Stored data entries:
────────────────────────────────────────

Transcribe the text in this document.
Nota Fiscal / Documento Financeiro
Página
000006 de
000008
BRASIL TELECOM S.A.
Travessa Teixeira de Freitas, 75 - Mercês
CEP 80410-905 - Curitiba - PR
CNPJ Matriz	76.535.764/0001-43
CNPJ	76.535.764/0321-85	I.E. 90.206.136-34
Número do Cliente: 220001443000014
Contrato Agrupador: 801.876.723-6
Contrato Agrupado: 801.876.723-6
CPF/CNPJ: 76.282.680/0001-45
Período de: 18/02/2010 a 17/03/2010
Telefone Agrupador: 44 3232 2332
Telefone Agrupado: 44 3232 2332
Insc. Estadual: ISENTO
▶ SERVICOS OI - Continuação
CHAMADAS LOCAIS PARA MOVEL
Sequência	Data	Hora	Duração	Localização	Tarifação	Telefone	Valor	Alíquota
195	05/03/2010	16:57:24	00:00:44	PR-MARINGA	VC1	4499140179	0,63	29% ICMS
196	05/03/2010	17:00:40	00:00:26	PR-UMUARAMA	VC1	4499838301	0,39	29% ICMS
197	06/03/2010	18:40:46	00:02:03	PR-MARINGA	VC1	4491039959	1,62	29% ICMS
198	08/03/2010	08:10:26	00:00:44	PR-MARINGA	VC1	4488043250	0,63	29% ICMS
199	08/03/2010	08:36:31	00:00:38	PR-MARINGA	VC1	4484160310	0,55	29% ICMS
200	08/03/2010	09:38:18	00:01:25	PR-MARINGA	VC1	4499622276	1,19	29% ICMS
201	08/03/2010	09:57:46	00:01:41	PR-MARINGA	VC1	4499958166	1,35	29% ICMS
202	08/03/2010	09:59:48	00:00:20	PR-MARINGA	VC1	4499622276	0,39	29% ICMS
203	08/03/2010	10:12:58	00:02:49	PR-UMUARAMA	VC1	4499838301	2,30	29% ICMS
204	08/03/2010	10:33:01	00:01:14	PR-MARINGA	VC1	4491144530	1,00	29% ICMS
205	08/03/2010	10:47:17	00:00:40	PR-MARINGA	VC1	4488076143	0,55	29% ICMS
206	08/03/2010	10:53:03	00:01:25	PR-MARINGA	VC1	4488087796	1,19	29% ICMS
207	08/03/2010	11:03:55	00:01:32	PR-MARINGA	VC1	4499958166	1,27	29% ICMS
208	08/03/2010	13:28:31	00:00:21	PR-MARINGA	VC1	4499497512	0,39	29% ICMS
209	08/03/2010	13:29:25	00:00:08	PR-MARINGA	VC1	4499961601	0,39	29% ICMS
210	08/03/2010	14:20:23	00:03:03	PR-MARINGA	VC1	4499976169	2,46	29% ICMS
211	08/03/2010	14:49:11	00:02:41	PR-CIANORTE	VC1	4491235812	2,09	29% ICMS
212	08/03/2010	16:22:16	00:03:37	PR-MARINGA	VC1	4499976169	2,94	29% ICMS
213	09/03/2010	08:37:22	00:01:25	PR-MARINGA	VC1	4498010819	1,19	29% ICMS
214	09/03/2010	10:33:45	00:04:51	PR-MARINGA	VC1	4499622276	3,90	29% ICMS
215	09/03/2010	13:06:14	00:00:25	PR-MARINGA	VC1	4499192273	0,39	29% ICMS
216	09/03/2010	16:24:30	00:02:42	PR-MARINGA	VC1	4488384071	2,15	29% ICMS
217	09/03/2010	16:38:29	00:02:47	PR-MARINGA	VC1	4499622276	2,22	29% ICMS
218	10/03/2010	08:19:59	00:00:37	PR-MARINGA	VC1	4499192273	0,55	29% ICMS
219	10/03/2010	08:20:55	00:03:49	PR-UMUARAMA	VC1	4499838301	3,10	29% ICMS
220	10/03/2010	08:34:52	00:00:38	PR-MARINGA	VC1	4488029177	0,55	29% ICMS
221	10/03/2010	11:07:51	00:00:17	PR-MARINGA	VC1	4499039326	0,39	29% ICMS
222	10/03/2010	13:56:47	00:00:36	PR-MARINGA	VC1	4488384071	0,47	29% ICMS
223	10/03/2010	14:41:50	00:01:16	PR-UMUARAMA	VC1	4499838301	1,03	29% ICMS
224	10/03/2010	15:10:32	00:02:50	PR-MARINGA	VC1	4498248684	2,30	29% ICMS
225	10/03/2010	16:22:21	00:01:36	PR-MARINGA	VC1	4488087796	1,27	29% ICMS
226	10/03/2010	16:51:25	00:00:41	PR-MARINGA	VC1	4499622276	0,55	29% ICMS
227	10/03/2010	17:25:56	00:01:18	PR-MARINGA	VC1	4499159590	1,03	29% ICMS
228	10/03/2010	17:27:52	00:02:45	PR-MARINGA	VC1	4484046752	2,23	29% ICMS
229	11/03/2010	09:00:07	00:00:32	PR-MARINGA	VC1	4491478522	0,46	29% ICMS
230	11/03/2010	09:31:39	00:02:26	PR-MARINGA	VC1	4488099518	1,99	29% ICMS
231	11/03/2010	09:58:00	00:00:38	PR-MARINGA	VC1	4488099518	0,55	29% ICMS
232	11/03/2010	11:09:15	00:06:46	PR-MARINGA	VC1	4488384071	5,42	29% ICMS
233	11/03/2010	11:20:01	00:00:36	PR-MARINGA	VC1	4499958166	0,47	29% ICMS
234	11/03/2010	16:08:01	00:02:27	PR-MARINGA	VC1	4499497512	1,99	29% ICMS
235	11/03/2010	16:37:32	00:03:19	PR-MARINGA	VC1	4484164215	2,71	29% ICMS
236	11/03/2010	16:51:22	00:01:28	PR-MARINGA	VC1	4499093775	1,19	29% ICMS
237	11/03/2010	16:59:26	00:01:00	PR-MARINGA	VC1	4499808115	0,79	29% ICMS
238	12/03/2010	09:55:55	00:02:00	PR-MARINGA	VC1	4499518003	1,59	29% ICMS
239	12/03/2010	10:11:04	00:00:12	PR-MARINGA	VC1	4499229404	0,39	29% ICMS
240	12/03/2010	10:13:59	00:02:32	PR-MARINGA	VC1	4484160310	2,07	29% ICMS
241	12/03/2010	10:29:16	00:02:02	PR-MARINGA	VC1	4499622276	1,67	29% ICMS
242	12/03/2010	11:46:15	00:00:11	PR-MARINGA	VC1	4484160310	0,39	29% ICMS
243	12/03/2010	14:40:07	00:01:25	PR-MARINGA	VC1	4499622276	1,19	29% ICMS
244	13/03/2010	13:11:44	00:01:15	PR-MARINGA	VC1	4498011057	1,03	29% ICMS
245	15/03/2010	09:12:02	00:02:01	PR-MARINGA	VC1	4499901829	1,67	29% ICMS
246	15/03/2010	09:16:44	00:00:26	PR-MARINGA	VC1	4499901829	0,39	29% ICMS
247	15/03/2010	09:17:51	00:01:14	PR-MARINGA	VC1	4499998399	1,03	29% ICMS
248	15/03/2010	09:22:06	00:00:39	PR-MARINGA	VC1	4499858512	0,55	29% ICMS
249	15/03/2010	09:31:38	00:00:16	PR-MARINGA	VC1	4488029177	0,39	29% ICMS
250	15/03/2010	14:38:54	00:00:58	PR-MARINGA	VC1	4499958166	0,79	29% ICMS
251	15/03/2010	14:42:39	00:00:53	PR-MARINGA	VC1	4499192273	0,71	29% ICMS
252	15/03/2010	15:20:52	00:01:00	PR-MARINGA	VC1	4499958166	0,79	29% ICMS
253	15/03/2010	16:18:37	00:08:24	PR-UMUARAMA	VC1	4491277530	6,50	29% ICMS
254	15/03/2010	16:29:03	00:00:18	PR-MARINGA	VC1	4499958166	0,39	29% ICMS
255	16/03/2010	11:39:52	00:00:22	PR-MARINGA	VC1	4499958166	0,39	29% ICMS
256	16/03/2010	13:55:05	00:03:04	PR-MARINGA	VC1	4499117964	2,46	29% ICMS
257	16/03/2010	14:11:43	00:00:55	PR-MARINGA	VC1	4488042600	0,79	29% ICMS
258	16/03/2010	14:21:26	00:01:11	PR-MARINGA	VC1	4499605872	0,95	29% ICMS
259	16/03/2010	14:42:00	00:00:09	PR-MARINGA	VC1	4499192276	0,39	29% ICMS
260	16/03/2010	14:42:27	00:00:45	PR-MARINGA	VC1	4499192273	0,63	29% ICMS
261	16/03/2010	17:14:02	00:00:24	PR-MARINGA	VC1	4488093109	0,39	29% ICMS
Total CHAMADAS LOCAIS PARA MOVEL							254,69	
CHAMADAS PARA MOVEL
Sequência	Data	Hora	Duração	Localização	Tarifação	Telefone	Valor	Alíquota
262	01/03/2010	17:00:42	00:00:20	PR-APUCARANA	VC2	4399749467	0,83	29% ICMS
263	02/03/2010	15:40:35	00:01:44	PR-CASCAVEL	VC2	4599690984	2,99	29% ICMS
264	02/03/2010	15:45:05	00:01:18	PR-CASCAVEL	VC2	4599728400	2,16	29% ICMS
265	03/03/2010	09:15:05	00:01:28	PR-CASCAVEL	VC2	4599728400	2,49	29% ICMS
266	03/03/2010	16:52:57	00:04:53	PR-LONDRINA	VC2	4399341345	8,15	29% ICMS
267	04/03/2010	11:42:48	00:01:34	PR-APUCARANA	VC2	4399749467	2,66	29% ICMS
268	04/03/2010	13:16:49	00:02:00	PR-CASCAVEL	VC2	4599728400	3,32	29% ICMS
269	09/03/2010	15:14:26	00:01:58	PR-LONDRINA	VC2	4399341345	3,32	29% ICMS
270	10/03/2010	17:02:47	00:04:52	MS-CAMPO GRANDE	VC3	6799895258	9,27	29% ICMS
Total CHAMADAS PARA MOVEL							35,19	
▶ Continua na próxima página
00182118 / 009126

────────────────────────────────────────

Problem statement: Working from the material above, state how many lines contain "Contrato"; give only the number.

Solution to the problem: 2